**Material for this exercise:**
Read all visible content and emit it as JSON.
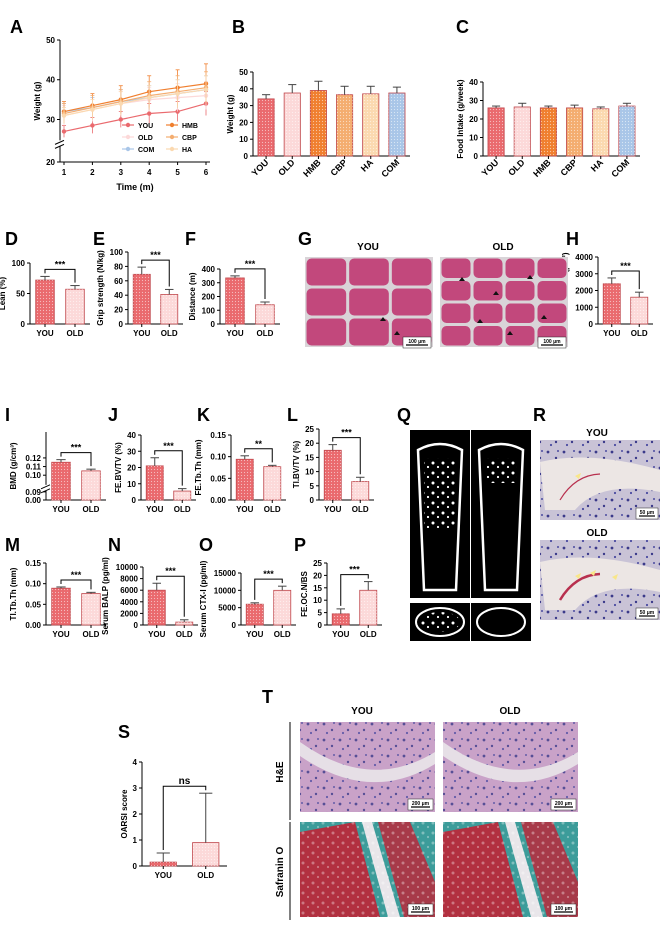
{
  "colors": {
    "YOU": "#ea6a6e",
    "OLD": "#fcd9d9",
    "HMB": "#f07f2f",
    "CBP": "#f4ad70",
    "HA": "#fbd9b0",
    "COM": "#a9c6e8",
    "tissue_pink": "#c2487c",
    "tissue_gap": "#d9d4d8",
    "safranin_red": "#b23040",
    "fast_green": "#3c9c9a"
  },
  "chart_data": [
    {
      "id": "A",
      "panel": "A",
      "type": "line",
      "x": [
        1,
        2,
        3,
        4,
        5,
        6
      ],
      "xlabel": "Time (m)",
      "ylabel": "Weight (g)",
      "yticks": [
        20,
        30,
        40,
        50
      ],
      "ylim": [
        20,
        50
      ],
      "axis_break": [
        20,
        25
      ],
      "legend": "bottom-right",
      "series": [
        {
          "name": "YOU",
          "values": [
            27,
            28.5,
            30,
            31.5,
            32,
            34
          ],
          "err": [
            1.5,
            2,
            2,
            2.5,
            2.5,
            3
          ]
        },
        {
          "name": "OLD",
          "values": [
            31,
            32.5,
            34,
            35,
            35.5,
            36
          ],
          "err": [
            2.5,
            3,
            3,
            3,
            3.5,
            3.5
          ]
        },
        {
          "name": "COM",
          "values": [
            32,
            33,
            34.5,
            35.5,
            36.5,
            37.5
          ],
          "err": [
            2,
            2.5,
            3,
            3,
            3.5,
            3.5
          ]
        },
        {
          "name": "HMB",
          "values": [
            32,
            33.5,
            35,
            37,
            38,
            39
          ],
          "err": [
            2.5,
            3,
            3.5,
            4,
            4.5,
            5
          ]
        },
        {
          "name": "CBP",
          "values": [
            31.5,
            33,
            34.5,
            36,
            37,
            38
          ],
          "err": [
            2.5,
            3,
            3,
            3.5,
            4,
            4
          ]
        },
        {
          "name": "HA",
          "values": [
            31,
            32.5,
            34,
            35.5,
            36.5,
            37.5
          ],
          "err": [
            2,
            2.5,
            3,
            3,
            3.5,
            3.5
          ]
        }
      ]
    },
    {
      "id": "B",
      "panel": "B",
      "type": "bar",
      "categories": [
        "YOU",
        "OLD",
        "HMB",
        "CBP",
        "HA",
        "COM"
      ],
      "values": [
        34,
        37.5,
        39,
        36.5,
        37,
        37.5
      ],
      "err": [
        2.5,
        5,
        5.5,
        5,
        4.5,
        3.5
      ],
      "colors": [
        "YOU",
        "OLD",
        "HMB",
        "CBP",
        "HA",
        "COM"
      ],
      "ylabel": "Weight (g)",
      "ylim": [
        0,
        50
      ],
      "yticks": [
        0,
        10,
        20,
        30,
        40,
        50
      ]
    },
    {
      "id": "C",
      "panel": "C",
      "type": "bar",
      "categories": [
        "YOU",
        "OLD",
        "HMB",
        "CBP",
        "HA",
        "COM"
      ],
      "values": [
        26,
        26.5,
        26,
        26,
        25.5,
        27
      ],
      "err": [
        1,
        2,
        1,
        1.5,
        1,
        1.5
      ],
      "colors": [
        "YOU",
        "OLD",
        "HMB",
        "CBP",
        "HA",
        "COM"
      ],
      "ylabel": "Food Intake (g/week)",
      "ylim": [
        0,
        40
      ],
      "yticks": [
        0,
        10,
        20,
        30,
        40
      ]
    },
    {
      "id": "D",
      "panel": "D",
      "type": "bar",
      "categories": [
        "YOU",
        "OLD"
      ],
      "values": [
        72,
        57
      ],
      "err": [
        6,
        6
      ],
      "ylabel": "Lean (%)",
      "ylim": [
        0,
        100
      ],
      "yticks": [
        0,
        50,
        100
      ],
      "sig": "***"
    },
    {
      "id": "E",
      "panel": "E",
      "type": "bar",
      "categories": [
        "YOU",
        "OLD"
      ],
      "values": [
        69,
        41
      ],
      "err": [
        10,
        7
      ],
      "ylabel": "Grip strength (N/kg)",
      "ylim": [
        0,
        100
      ],
      "yticks": [
        0,
        20,
        40,
        60,
        80,
        100
      ],
      "sig": "***"
    },
    {
      "id": "F",
      "panel": "F",
      "type": "bar",
      "categories": [
        "YOU",
        "OLD"
      ],
      "values": [
        335,
        140
      ],
      "err": [
        15,
        20
      ],
      "ylabel": "Distance (m)",
      "ylim": [
        0,
        400
      ],
      "yticks": [
        0,
        100,
        200,
        300,
        400
      ],
      "sig": "***"
    },
    {
      "id": "H",
      "panel": "H",
      "type": "bar",
      "categories": [
        "YOU",
        "OLD"
      ],
      "values": [
        2400,
        1600
      ],
      "err": [
        350,
        300
      ],
      "ylabel": "Cross Section (μm²)",
      "ylim": [
        0,
        4000
      ],
      "yticks": [
        0,
        1000,
        2000,
        3000,
        4000
      ],
      "sig": "***"
    },
    {
      "id": "I",
      "panel": "I",
      "type": "bar",
      "categories": [
        "YOU",
        "OLD"
      ],
      "values": [
        0.115,
        0.105
      ],
      "err": [
        0.003,
        0.002
      ],
      "ylabel": "BMD (g/cm³)",
      "ylim": [
        0,
        0.15
      ],
      "yticks": [
        0.0,
        0.09,
        0.1,
        0.11,
        0.12
      ],
      "axis_break": [
        0.0,
        0.09
      ],
      "sig": "***"
    },
    {
      "id": "J",
      "panel": "J",
      "type": "bar",
      "categories": [
        "YOU",
        "OLD"
      ],
      "values": [
        21,
        5.5
      ],
      "err": [
        5,
        1.5
      ],
      "ylabel": "FE.BV/TV (%)",
      "ylim": [
        0,
        40
      ],
      "yticks": [
        0,
        10,
        20,
        30,
        40
      ],
      "sig": "***"
    },
    {
      "id": "K",
      "panel": "K",
      "type": "bar",
      "categories": [
        "YOU",
        "OLD"
      ],
      "values": [
        0.094,
        0.077
      ],
      "err": [
        0.008,
        0.003
      ],
      "ylabel": "FE.Tb.Th (mm)",
      "ylim": [
        0,
        0.15
      ],
      "yticks": [
        0.0,
        0.05,
        0.1,
        0.15
      ],
      "sig": "**"
    },
    {
      "id": "L",
      "panel": "L",
      "type": "bar",
      "categories": [
        "YOU",
        "OLD"
      ],
      "values": [
        17.5,
        6.5
      ],
      "err": [
        2,
        1.5
      ],
      "ylabel": "Tl.BV/TV (%)",
      "ylim": [
        0,
        25
      ],
      "yticks": [
        0,
        5,
        10,
        15,
        20,
        25
      ],
      "sig": "***"
    },
    {
      "id": "M",
      "panel": "M",
      "type": "bar",
      "categories": [
        "YOU",
        "OLD"
      ],
      "values": [
        0.089,
        0.076
      ],
      "err": [
        0.003,
        0.003
      ],
      "ylabel": "Tl.Tb.Th (mm)",
      "ylim": [
        0,
        0.15
      ],
      "yticks": [
        0.0,
        0.05,
        0.1,
        0.15
      ],
      "sig": "***"
    },
    {
      "id": "N",
      "panel": "N",
      "type": "bar",
      "categories": [
        "YOU",
        "OLD"
      ],
      "values": [
        6000,
        500
      ],
      "err": [
        1200,
        400
      ],
      "ylabel": "Serum BALP (pg/ml)",
      "ylim": [
        0,
        10000
      ],
      "yticks": [
        0,
        2000,
        4000,
        6000,
        8000,
        10000
      ],
      "sig": "***"
    },
    {
      "id": "O",
      "panel": "O",
      "type": "bar",
      "categories": [
        "YOU",
        "OLD"
      ],
      "values": [
        6000,
        10000
      ],
      "err": [
        400,
        1200
      ],
      "ylabel": "Serum CTX-I (pg/ml)",
      "ylim": [
        0,
        15000
      ],
      "yticks": [
        0,
        5000,
        10000,
        15000
      ],
      "sig": "***"
    },
    {
      "id": "P",
      "panel": "P",
      "type": "bar",
      "categories": [
        "YOU",
        "OLD"
      ],
      "values": [
        4.5,
        14
      ],
      "err": [
        2,
        3.5
      ],
      "ylabel": "FE.OC.N/BS",
      "ylim": [
        0,
        25
      ],
      "yticks": [
        0,
        5,
        10,
        15,
        20,
        25
      ],
      "sig": "***"
    },
    {
      "id": "S",
      "panel": "S",
      "type": "bar",
      "categories": [
        "YOU",
        "OLD"
      ],
      "values": [
        0.15,
        0.9
      ],
      "err": [
        0.35,
        1.9
      ],
      "ylabel": "OARSI score",
      "ylim": [
        0,
        4
      ],
      "yticks": [
        0,
        1,
        2,
        3,
        4
      ],
      "sig": "ns"
    }
  ],
  "image_panels": {
    "G": {
      "titles": [
        "YOU",
        "OLD"
      ],
      "scalebars": [
        "100 μm",
        "100 μm"
      ]
    },
    "Q": {
      "titles": [
        "YOU",
        "OLD"
      ]
    },
    "R": {
      "titles": [
        "YOU",
        "OLD"
      ],
      "scalebars": [
        "50 μm",
        "50 μm"
      ]
    },
    "T": {
      "titles": [
        "YOU",
        "OLD"
      ],
      "rows": [
        "H&E",
        "Safranin O"
      ],
      "scalebars": [
        "200 μm",
        "200 μm",
        "100 μm",
        "100 μm"
      ]
    }
  }
}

**What is required:** List every line above that holds the word "Serum".

**Final result:**
      "ylabel": "Serum BALP (pg/ml)",
      "ylabel": "Serum CTX-I (pg/ml)",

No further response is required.